# TÂCHE 1
Filtrez les enregistrements et recopiez chaque ligne où figure la chaîne « overflow ».

**** EXTRAIT DU DOCUMENT ****

«
Traité des peaux » de
Catherine Harton est un petit recueil de nouvelles (15, Marchand de Feuilles, Montréal, 176 p.).
Peu ou même pas (encore) connue en France,
Catherine Harton, jeune poètesse québecoise d'une trentaine d'années, a déjà publiée trois recueils de poésie « Petite Fille brochée au ciel » (08), « Monomanies » (10) et «
Francis Bacon apôtre » (12), tous 3 aux Editions Poétes de Brousse. Et pourtant le «
Traité des Peaux » vient d'être finaliste du Prix des Cinq Continents de la Francophonie (16).
Divisé en trois parties, les textes traitent des problèmes de vie et surtout de survie des « Premières Nations » que ce soit les Inuits du Groenland, ceux du Nunavik (la région la plus au nord du Québec) ou les Amérindiens du Québec. Ce sont des peuples en pleine évolution, sous prétexte des soi-disant progrès de la civilisation. Ne pas confondre le Nunavik avec le Nunavut dont le nom signifie « notre terre » en inuktitut, qui est situé au nord de la Baie d'Hudson et qui comprend toutes les iles jusqu'à Ellesmere au cercle polaire. Pour remédier à cette ambiguïté, le gouvernement québécois a créé le Kativik, avec une Administration régionale spécifique. A signaler également que, au Canada, le terme « Esquimaux », est souvent considéré comme péjoratif. On lui préfère donc le terme d'Inuits ou Kalaallit en groenlandais.

**** LES ENREGISTREMENTS ****

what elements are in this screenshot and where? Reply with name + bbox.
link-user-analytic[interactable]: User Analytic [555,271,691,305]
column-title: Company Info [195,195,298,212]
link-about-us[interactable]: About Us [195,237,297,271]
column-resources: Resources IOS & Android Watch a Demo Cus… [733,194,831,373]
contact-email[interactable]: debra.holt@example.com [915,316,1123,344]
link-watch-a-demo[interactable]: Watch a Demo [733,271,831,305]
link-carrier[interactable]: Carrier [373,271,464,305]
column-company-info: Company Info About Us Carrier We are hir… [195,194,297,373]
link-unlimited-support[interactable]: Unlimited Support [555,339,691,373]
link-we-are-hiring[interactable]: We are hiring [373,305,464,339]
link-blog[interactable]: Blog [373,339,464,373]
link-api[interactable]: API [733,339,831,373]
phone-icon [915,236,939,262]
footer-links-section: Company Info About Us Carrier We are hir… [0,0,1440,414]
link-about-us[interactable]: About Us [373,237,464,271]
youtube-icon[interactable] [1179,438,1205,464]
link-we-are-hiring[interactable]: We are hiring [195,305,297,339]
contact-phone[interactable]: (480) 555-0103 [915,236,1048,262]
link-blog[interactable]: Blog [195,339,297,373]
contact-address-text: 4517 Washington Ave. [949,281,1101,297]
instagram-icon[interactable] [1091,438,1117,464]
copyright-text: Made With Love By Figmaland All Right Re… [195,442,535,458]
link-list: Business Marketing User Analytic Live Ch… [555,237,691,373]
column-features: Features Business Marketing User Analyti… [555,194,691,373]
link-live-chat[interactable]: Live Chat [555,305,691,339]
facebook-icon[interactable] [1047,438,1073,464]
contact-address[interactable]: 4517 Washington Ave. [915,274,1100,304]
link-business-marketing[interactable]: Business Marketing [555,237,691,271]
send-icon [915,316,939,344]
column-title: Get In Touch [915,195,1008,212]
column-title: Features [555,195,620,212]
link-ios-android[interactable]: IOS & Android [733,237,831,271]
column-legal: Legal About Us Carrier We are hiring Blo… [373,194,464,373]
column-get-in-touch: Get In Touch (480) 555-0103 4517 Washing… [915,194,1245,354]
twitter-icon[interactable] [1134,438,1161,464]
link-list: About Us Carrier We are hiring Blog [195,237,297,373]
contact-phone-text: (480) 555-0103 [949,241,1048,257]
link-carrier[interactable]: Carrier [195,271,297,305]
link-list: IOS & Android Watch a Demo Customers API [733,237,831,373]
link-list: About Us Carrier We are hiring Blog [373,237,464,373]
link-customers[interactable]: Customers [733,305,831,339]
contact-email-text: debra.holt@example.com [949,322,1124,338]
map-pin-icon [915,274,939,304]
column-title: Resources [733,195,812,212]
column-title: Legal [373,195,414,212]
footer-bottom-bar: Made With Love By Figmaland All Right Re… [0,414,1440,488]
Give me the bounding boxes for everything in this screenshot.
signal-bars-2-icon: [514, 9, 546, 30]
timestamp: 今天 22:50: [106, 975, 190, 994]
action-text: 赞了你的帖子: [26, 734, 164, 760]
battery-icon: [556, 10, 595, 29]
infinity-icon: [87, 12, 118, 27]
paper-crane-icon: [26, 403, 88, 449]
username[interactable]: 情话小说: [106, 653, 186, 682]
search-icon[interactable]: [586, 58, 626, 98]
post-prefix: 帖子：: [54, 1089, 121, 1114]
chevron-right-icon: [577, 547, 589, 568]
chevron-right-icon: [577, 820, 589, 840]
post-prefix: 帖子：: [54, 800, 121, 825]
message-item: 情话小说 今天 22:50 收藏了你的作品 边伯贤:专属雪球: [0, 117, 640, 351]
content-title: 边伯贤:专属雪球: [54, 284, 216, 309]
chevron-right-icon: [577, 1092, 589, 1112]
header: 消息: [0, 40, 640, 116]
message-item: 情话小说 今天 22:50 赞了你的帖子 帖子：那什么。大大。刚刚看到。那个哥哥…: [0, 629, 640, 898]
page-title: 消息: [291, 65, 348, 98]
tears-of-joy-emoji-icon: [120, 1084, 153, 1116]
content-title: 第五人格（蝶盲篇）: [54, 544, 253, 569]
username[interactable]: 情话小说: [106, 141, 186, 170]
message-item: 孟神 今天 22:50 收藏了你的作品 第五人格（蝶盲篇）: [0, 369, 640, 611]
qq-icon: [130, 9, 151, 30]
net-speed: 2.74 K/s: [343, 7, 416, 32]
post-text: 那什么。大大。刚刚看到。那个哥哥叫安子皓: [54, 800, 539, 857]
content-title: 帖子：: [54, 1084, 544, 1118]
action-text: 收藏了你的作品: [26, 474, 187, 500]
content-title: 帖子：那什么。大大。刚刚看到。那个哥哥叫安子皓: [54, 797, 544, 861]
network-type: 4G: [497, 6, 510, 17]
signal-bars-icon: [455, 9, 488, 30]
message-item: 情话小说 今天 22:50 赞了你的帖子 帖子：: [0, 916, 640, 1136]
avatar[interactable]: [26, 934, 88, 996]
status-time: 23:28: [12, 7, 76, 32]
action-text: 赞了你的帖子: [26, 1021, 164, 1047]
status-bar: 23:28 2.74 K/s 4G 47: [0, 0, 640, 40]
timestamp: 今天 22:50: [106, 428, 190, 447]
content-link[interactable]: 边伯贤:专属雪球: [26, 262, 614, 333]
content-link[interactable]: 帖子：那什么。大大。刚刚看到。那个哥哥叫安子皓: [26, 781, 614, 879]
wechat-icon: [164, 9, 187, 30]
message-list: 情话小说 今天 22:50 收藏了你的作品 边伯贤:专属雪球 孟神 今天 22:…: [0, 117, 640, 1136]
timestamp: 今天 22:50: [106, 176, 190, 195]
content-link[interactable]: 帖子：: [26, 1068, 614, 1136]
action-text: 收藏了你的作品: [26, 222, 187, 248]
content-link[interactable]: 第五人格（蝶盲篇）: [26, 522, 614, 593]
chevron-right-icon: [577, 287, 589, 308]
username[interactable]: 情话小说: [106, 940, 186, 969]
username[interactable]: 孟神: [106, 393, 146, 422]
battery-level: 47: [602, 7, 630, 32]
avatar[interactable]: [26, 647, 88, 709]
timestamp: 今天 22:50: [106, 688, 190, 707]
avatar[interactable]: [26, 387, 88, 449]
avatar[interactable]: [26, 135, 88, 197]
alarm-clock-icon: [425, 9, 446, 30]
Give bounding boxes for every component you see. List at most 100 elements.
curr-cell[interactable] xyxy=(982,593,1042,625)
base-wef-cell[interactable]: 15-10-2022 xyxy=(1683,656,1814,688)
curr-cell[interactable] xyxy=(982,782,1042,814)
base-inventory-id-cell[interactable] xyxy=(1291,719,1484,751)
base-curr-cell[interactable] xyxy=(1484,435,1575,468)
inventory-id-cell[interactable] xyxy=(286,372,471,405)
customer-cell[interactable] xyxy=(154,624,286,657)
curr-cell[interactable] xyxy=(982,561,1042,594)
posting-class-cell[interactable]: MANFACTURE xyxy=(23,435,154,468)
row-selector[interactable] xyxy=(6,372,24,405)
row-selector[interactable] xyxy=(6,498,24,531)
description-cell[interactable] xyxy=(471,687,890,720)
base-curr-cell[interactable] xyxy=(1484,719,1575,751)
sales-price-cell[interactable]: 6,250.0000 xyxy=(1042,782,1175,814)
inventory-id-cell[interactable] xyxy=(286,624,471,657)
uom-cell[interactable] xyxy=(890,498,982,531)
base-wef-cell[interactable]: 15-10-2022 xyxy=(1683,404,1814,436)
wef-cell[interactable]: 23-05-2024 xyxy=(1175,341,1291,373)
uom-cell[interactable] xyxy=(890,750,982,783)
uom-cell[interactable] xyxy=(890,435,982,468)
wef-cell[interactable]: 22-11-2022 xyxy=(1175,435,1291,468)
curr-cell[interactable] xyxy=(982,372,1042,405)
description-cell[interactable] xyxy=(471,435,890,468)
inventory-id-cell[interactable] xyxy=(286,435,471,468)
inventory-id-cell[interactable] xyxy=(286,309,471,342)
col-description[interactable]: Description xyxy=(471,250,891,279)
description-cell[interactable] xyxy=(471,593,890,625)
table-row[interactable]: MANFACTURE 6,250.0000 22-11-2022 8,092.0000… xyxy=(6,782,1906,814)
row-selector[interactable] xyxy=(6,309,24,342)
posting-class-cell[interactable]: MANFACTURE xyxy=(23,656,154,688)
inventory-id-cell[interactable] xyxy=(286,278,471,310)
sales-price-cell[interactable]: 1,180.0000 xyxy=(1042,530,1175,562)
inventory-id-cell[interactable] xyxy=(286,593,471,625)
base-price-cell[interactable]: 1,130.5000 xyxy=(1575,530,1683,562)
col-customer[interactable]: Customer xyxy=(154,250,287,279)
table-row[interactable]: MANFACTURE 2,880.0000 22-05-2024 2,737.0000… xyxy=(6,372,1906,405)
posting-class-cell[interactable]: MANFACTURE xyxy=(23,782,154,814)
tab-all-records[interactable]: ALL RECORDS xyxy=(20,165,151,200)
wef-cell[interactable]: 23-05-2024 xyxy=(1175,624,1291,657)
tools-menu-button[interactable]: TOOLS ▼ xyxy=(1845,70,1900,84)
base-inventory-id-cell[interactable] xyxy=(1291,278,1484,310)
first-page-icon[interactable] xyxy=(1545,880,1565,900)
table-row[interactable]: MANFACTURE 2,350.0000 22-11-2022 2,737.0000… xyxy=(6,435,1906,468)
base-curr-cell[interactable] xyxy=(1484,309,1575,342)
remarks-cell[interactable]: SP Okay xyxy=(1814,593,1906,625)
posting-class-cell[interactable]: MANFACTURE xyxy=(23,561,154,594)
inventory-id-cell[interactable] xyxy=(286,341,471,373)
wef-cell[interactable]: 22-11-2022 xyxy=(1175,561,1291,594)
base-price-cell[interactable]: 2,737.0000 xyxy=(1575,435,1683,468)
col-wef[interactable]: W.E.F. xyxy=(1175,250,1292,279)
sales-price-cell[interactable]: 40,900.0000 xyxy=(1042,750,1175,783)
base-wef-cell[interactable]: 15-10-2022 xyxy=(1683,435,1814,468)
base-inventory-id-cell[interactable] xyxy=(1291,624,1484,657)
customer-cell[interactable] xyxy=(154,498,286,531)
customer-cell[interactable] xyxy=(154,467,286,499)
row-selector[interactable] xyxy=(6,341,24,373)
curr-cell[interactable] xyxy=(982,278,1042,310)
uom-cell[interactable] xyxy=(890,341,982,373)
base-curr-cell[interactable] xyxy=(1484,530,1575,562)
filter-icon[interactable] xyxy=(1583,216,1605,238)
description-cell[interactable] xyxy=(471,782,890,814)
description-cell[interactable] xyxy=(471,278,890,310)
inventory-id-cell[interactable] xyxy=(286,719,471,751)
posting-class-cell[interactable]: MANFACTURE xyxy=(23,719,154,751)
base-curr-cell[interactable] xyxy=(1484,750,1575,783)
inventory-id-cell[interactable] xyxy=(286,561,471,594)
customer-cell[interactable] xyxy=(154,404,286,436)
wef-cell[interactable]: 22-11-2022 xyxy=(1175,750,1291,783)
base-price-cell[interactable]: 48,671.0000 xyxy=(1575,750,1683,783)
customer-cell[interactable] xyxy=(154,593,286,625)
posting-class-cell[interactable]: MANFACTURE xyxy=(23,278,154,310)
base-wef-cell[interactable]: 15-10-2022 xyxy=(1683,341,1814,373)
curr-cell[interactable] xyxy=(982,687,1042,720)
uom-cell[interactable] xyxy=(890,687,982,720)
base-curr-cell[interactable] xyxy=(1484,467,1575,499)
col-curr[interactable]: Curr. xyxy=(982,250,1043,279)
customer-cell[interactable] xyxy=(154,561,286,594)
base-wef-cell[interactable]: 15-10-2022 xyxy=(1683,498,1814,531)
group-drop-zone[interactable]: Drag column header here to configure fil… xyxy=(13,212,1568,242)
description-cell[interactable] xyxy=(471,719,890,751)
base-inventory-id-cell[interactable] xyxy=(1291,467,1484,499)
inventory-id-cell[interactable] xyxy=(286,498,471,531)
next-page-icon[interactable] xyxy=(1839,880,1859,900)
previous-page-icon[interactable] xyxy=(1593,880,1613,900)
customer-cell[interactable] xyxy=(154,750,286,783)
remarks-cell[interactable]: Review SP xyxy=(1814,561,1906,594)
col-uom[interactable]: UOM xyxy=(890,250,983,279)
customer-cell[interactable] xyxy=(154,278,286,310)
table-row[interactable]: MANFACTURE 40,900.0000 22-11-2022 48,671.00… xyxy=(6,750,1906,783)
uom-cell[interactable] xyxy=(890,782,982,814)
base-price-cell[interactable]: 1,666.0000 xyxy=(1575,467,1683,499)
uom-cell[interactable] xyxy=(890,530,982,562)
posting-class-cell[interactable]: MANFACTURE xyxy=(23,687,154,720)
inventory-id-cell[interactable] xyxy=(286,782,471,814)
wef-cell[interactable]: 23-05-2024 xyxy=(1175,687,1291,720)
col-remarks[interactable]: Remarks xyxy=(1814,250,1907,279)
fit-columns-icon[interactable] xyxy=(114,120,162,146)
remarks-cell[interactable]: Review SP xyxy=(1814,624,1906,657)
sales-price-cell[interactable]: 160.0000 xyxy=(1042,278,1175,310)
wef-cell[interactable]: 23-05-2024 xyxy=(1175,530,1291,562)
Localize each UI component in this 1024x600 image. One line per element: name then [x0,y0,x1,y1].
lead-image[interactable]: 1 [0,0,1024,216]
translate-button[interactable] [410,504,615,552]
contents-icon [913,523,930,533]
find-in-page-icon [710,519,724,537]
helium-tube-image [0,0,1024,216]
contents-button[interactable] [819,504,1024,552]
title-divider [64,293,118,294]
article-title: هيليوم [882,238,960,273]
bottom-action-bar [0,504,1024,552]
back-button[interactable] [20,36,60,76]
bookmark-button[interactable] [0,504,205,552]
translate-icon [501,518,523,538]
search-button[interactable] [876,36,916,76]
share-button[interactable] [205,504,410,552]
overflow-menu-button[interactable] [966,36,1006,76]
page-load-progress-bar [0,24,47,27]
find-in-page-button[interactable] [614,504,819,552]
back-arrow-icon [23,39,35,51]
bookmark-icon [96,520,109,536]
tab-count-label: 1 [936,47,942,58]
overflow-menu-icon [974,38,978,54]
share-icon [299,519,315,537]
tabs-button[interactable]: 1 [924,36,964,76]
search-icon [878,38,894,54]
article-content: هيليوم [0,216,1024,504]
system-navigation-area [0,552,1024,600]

****

# TÂCHE 2
Modifiez le passage de l'extrait allant de « Divisé en trois » à « Kalaallit en groenlandais. » en remplaçant « péjoratif » par « désobligeant », puis donnez ce passage en entier.

# RÉPONSE ATTENDUE 1
overflow-menu-button[interactable] [966,36,1006,76]
overflow-menu-icon [974,38,978,54]

# RÉPONSE ATTENDUE 2
Divisé en trois parties, les textes traitent des problèmes de vie et surtout de survie des « Premières Nations » que ce soit les Inuits du Groenland, ceux du Nunavik (la région la plus au nord du Québec) ou les Amérindiens du Québec. Ce sont des peuples en pleine évolution, sous prétexte des soi-disant progrès de la civilisation. Ne pas confondre le Nunavik avec le Nunavut dont le nom signifie « notre terre » en inuktitut, qui est situé au nord de la Baie d'Hudson et qui comprend toutes les iles jusqu'à Ellesmere au cercle polaire. Pour remédier à cette ambiguïté, le gouvernement québécois a créé le Kativik, avec une Administration régionale spécifique. A signaler également que, au Canada, le terme « Esquimaux », est souvent considéré comme désobligeant. On lui préfère donc le terme d'Inuits ou Kalaallit en groenlandais.